• _Data lines_
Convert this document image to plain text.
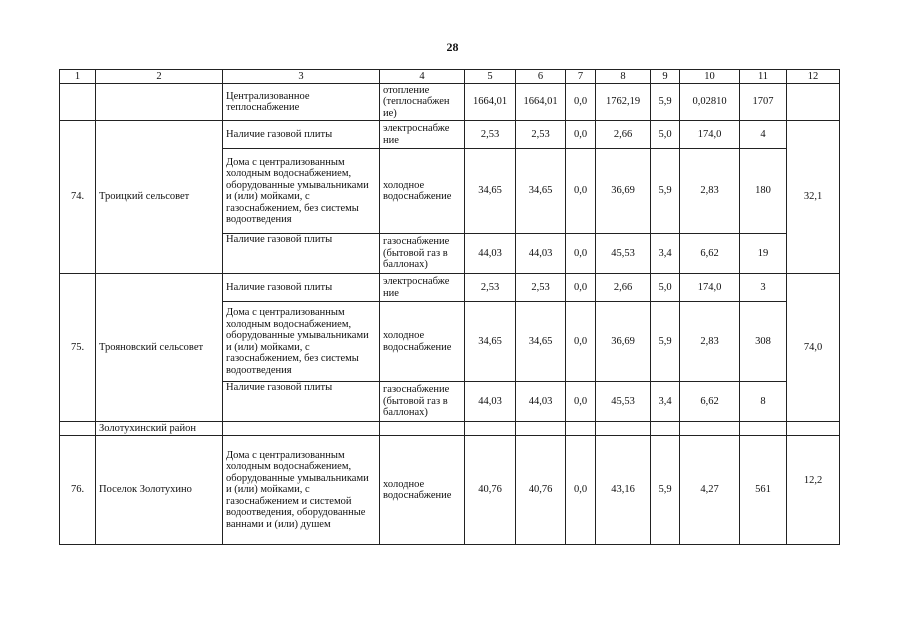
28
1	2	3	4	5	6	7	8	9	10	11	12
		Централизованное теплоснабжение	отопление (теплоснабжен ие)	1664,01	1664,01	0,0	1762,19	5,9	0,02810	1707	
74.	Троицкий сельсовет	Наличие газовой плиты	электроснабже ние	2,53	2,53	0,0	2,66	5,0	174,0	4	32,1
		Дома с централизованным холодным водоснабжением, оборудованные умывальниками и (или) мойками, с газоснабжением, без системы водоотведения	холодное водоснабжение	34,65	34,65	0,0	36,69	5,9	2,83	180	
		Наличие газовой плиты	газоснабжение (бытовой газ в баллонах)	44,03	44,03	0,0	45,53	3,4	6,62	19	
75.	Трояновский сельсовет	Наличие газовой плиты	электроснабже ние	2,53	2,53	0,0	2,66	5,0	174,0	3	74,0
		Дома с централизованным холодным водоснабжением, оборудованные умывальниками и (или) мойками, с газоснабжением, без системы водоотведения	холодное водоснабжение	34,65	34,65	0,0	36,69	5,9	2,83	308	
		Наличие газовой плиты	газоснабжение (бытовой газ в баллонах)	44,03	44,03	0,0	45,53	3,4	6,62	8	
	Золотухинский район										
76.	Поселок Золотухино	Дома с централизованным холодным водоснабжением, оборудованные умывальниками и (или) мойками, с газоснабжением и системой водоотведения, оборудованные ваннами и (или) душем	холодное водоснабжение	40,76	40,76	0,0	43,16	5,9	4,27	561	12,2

...

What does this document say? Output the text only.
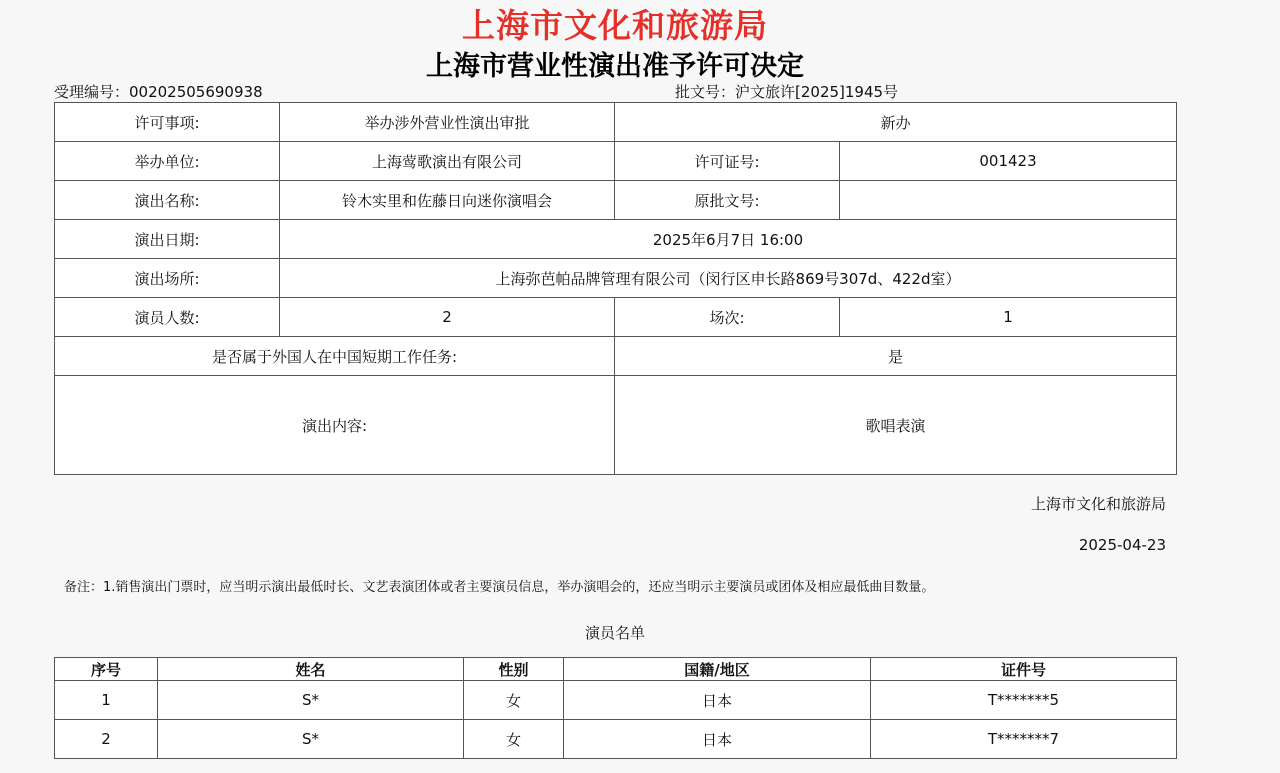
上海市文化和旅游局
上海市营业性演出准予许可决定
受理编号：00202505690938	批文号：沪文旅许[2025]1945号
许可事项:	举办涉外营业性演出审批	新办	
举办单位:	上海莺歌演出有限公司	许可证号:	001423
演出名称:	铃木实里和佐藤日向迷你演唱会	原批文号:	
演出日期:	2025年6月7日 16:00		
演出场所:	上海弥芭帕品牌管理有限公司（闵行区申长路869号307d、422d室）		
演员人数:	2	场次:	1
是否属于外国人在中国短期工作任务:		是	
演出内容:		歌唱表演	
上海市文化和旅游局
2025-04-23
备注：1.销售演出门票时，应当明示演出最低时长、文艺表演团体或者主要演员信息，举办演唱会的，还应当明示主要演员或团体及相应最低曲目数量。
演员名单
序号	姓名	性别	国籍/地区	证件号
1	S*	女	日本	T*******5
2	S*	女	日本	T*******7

• _Stated task_
Where a line in the entries holds the word "электроснабже", copy that line.

• _Task response_
74.	Троицкий сельсовет	Наличие газовой плиты	электроснабже ние	2,53	2,53	0,0	2,66	5,0	174,0	4	32,1
75.	Трояновский сельсовет	Наличие газовой плиты	электроснабже ние	2,53	2,53	0,0	2,66	5,0	174,0	3	74,0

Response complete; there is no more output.